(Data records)
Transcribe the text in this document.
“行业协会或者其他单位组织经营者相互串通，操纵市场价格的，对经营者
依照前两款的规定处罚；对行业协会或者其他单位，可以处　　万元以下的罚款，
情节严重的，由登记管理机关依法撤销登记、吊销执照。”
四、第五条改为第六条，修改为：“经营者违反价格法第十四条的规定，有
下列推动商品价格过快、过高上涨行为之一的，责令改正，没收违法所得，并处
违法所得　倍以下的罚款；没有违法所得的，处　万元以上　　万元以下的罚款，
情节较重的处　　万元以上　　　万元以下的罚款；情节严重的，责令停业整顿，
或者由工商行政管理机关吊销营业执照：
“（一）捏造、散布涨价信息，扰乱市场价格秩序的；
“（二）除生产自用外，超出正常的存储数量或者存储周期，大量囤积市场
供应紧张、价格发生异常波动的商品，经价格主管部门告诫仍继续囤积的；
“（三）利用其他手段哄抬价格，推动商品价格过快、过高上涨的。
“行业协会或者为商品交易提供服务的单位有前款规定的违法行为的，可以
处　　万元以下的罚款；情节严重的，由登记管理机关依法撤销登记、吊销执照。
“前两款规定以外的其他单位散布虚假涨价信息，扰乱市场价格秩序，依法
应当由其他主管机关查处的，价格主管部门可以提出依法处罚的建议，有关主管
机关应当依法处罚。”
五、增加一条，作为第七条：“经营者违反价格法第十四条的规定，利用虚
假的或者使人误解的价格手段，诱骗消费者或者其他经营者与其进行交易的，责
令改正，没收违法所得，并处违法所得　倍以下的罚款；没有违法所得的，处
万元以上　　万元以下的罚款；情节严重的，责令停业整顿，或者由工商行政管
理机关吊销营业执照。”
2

**Exercise goal:** Go through the material above and copy each line that has the word "万元以上".

**Worked solution:**
违法所得　倍以下的罚款；没有违法所得的，处　万元以上　　万元以下的罚款，
情节较重的处　　万元以上　　　万元以下的罚款；情节严重的，责令停业整顿，
万元以上　　万元以下的罚款；情节严重的，责令停业整顿，或者由工商行政管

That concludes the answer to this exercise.